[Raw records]
★ ★ ★ ★ ★ ★ ★

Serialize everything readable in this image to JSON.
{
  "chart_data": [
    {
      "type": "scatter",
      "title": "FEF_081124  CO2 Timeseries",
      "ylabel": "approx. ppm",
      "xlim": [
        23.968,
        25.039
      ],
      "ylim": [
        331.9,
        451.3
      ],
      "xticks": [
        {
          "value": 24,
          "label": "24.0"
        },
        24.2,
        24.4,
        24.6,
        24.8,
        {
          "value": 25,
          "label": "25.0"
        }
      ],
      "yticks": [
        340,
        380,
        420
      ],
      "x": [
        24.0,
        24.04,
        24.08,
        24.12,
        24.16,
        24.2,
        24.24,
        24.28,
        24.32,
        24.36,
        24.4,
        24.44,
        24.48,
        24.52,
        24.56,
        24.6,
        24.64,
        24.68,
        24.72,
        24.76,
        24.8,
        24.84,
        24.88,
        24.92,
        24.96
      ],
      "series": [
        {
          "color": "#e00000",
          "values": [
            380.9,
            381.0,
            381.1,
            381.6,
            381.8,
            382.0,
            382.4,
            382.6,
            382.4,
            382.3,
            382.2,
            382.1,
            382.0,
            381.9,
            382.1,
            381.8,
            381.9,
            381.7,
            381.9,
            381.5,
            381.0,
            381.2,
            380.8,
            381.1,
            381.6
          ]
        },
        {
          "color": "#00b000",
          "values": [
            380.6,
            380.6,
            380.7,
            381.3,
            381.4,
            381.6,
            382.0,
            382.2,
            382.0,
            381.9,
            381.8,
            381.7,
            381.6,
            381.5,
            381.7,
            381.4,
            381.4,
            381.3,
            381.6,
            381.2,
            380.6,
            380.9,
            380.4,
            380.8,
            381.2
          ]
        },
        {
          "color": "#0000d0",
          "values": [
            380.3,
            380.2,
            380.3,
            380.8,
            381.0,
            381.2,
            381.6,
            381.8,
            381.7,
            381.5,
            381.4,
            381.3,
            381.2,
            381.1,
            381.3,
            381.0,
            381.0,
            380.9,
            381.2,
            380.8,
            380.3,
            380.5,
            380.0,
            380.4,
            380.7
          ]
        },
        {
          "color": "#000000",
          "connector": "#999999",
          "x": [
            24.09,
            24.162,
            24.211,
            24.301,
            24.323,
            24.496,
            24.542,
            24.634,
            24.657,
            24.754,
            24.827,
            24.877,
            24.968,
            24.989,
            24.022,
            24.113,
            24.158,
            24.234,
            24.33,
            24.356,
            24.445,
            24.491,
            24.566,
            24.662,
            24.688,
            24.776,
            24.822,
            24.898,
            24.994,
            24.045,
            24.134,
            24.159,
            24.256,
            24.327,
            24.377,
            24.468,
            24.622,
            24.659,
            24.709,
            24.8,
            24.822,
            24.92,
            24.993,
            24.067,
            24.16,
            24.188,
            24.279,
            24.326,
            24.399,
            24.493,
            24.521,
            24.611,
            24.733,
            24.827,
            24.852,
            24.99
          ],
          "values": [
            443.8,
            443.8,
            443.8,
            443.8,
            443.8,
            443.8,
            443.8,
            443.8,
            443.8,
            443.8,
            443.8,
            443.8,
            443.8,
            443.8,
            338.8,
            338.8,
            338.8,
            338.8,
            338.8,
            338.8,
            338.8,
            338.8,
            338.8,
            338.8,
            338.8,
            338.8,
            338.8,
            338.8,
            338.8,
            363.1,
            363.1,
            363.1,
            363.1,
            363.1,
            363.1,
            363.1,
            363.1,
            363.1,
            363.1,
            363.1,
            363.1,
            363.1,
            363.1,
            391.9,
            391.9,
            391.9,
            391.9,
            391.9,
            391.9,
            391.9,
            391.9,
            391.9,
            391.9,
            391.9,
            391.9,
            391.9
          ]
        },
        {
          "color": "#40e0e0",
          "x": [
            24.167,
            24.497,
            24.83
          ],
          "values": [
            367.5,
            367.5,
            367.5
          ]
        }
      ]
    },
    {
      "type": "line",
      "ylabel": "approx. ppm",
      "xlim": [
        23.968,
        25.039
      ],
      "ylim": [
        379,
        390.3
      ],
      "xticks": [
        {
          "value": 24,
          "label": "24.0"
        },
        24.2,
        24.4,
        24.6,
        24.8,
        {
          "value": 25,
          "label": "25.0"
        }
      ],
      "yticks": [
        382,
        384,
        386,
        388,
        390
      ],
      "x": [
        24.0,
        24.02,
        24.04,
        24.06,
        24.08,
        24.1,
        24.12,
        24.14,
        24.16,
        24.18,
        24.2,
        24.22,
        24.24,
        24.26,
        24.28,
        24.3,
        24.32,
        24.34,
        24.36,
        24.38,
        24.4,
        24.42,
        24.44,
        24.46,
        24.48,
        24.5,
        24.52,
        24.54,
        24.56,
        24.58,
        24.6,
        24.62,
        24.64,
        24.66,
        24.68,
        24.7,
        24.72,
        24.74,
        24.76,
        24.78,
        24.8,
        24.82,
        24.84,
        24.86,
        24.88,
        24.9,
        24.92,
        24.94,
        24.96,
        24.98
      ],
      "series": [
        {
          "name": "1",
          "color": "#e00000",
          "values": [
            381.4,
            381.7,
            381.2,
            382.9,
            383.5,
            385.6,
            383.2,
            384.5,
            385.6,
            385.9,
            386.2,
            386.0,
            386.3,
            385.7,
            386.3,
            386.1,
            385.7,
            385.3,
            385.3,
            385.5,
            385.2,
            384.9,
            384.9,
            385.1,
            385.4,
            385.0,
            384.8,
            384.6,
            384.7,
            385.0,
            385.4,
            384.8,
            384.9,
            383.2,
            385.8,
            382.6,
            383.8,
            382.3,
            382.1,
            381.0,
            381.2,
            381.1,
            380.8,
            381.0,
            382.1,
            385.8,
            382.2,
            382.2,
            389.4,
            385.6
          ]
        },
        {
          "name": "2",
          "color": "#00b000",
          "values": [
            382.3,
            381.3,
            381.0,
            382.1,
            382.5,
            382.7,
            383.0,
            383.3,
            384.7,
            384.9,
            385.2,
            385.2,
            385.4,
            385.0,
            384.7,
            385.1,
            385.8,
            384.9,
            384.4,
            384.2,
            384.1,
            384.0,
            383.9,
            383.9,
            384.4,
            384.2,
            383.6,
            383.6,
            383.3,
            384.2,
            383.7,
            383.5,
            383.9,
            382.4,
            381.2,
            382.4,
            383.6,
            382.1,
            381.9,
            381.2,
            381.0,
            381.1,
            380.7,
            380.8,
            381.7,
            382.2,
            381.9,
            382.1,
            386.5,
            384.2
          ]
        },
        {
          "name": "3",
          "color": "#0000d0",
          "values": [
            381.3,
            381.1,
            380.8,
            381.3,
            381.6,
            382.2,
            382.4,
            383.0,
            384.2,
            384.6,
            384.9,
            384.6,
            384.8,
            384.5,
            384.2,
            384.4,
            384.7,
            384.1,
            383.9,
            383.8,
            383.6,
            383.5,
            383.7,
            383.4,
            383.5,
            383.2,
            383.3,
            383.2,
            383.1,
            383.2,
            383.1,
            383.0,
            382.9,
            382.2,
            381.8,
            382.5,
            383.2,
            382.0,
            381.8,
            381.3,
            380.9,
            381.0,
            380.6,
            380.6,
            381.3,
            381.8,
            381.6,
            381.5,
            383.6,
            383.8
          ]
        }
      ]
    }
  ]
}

★ ★ ★ ★ ★ ★ ★

PROMPT:
Take the listing above and write it out again exactly.

EXERCISE OUTPUT:
Serialize everything readable in this image to JSON.
{
  "chart_data": [
    {
      "type": "scatter",
      "title": "FEF_081124  CO2 Timeseries",
      "ylabel": "approx. ppm",
      "xlim": [
        23.968,
        25.039
      ],
      "ylim": [
        331.9,
        451.3
      ],
      "xticks": [
        {
          "value": 24,
          "label": "24.0"
        },
        24.2,
        24.4,
        24.6,
        24.8,
        {
          "value": 25,
          "label": "25.0"
        }
      ],
      "yticks": [
        340,
        380,
        420
      ],
      "x": [
        24.0,
        24.04,
        24.08,
        24.12,
        24.16,
        24.2,
        24.24,
        24.28,
        24.32,
        24.36,
        24.4,
        24.44,
        24.48,
        24.52,
        24.56,
        24.6,
        24.64,
        24.68,
        24.72,
        24.76,
        24.8,
        24.84,
        24.88,
        24.92,
        24.96
      ],
      "series": [
        {
          "color": "#e00000",
          "values": [
            380.9,
            381.0,
            381.1,
            381.6,
            381.8,
            382.0,
            382.4,
            382.6,
            382.4,
            382.3,
            382.2,
            382.1,
            382.0,
            381.9,
            382.1,
            381.8,
            381.9,
            381.7,
            381.9,
            381.5,
            381.0,
            381.2,
            380.8,
            381.1,
            381.6
          ]
        },
        {
          "color": "#00b000",
          "values": [
            380.6,
            380.6,
            380.7,
            381.3,
            381.4,
            381.6,
            382.0,
            382.2,
            382.0,
            381.9,
            381.8,
            381.7,
            381.6,
            381.5,
            381.7,
            381.4,
            381.4,
            381.3,
            381.6,
            381.2,
            380.6,
            380.9,
            380.4,
            380.8,
            381.2
          ]
        },
        {
          "color": "#0000d0",
          "values": [
            380.3,
            380.2,
            380.3,
            380.8,
            381.0,
            381.2,
            381.6,
            381.8,
            381.7,
            381.5,
            381.4,
            381.3,
            381.2,
            381.1,
            381.3,
            381.0,
            381.0,
            380.9,
            381.2,
            380.8,
            380.3,
            380.5,
            380.0,
            380.4,
            380.7
          ]
        },
        {
          "color": "#000000",
          "connector": "#999999",
          "x": [
            24.09,
            24.162,
            24.211,
            24.301,
            24.323,
            24.496,
            24.542,
            24.634,
            24.657,
            24.754,
            24.827,
            24.877,
            24.968,
            24.989,
            24.022,
            24.113,
            24.158,
            24.234,
            24.33,
            24.356,
            24.445,
            24.491,
            24.566,
            24.662,
            24.688,
            24.776,
            24.822,
            24.898,
            24.994,
            24.045,
            24.134,
            24.159,
            24.256,
            24.327,
            24.377,
            24.468,
            24.622,
            24.659,
            24.709,
            24.8,
            24.822,
            24.92,
            24.993,
            24.067,
            24.16,
            24.188,
            24.279,
            24.326,
            24.399,
            24.493,
            24.521,
            24.611,
            24.733,
            24.827,
            24.852,
            24.99
          ],
          "values": [
            443.8,
            443.8,
            443.8,
            443.8,
            443.8,
            443.8,
            443.8,
            443.8,
            443.8,
            443.8,
            443.8,
            443.8,
            443.8,
            443.8,
            338.8,
            338.8,
            338.8,
            338.8,
            338.8,
            338.8,
            338.8,
            338.8,
            338.8,
            338.8,
            338.8,
            338.8,
            338.8,
            338.8,
            338.8,
            363.1,
            363.1,
            363.1,
            363.1,
            363.1,
            363.1,
            363.1,
            363.1,
            363.1,
            363.1,
            363.1,
            363.1,
            363.1,
            363.1,
            391.9,
            391.9,
            391.9,
            391.9,
            391.9,
            391.9,
            391.9,
            391.9,
            391.9,
            391.9,
            391.9,
            391.9,
            391.9
          ]
        },
        {
          "color": "#40e0e0",
          "x": [
            24.167,
            24.497,
            24.83
          ],
          "values": [
            367.5,
            367.5,
            367.5
          ]
        }
      ]
    },
    {
      "type": "line",
      "ylabel": "approx. ppm",
      "xlim": [
        23.968,
        25.039
      ],
      "ylim": [
        379,
        390.3
      ],
      "xticks": [
        {
          "value": 24,
          "label": "24.0"
        },
        24.2,
        24.4,
        24.6,
        24.8,
        {
          "value": 25,
          "label": "25.0"
        }
      ],
      "yticks": [
        382,
        384,
        386,
        388,
        390
      ],
      "x": [
        24.0,
        24.02,
        24.04,
        24.06,
        24.08,
        24.1,
        24.12,
        24.14,
        24.16,
        24.18,
        24.2,
        24.22,
        24.24,
        24.26,
        24.28,
        24.3,
        24.32,
        24.34,
        24.36,
        24.38,
        24.4,
        24.42,
        24.44,
        24.46,
        24.48,
        24.5,
        24.52,
        24.54,
        24.56,
        24.58,
        24.6,
        24.62,
        24.64,
        24.66,
        24.68,
        24.7,
        24.72,
        24.74,
        24.76,
        24.78,
        24.8,
        24.82,
        24.84,
        24.86,
        24.88,
        24.9,
        24.92,
        24.94,
        24.96,
        24.98
      ],
      "series": [
        {
          "name": "1",
          "color": "#e00000",
          "values": [
            381.4,
            381.7,
            381.2,
            382.9,
            383.5,
            385.6,
            383.2,
            384.5,
            385.6,
            385.9,
            386.2,
            386.0,
            386.3,
            385.7,
            386.3,
            386.1,
            385.7,
            385.3,
            385.3,
            385.5,
            385.2,
            384.9,
            384.9,
            385.1,
            385.4,
            385.0,
            384.8,
            384.6,
            384.7,
            385.0,
            385.4,
            384.8,
            384.9,
            383.2,
            385.8,
            382.6,
            383.8,
            382.3,
            382.1,
            381.0,
            381.2,
            381.1,
            380.8,
            381.0,
            382.1,
            385.8,
            382.2,
            382.2,
            389.4,
            385.6
          ]
        },
        {
          "name": "2",
          "color": "#00b000",
          "values": [
            382.3,
            381.3,
            381.0,
            382.1,
            382.5,
            382.7,
            383.0,
            383.3,
            384.7,
            384.9,
            385.2,
            385.2,
            385.4,
            385.0,
            384.7,
            385.1,
            385.8,
            384.9,
            384.4,
            384.2,
            384.1,
            384.0,
            383.9,
            383.9,
            384.4,
            384.2,
            383.6,
            383.6,
            383.3,
            384.2,
            383.7,
            383.5,
            383.9,
            382.4,
            381.2,
            382.4,
            383.6,
            382.1,
            381.9,
            381.2,
            381.0,
            381.1,
            380.7,
            380.8,
            381.7,
            382.2,
            381.9,
            382.1,
            386.5,
            384.2
          ]
        },
        {
          "name": "3",
          "color": "#0000d0",
          "values": [
            381.3,
            381.1,
            380.8,
            381.3,
            381.6,
            382.2,
            382.4,
            383.0,
            384.2,
            384.6,
            384.9,
            384.6,
            384.8,
            384.5,
            384.2,
            384.4,
            384.7,
            384.1,
            383.9,
            383.8,
            383.6,
            383.5,
            383.7,
            383.4,
            383.5,
            383.2,
            383.3,
            383.2,
            383.1,
            383.2,
            383.1,
            383.0,
            382.9,
            382.2,
            381.8,
            382.5,
            383.2,
            382.0,
            381.8,
            381.3,
            380.9,
            381.0,
            380.6,
            380.6,
            381.3,
            381.8,
            381.6,
            381.5,
            383.6,
            383.8
          ]
        }
      ]
    }
  ]
}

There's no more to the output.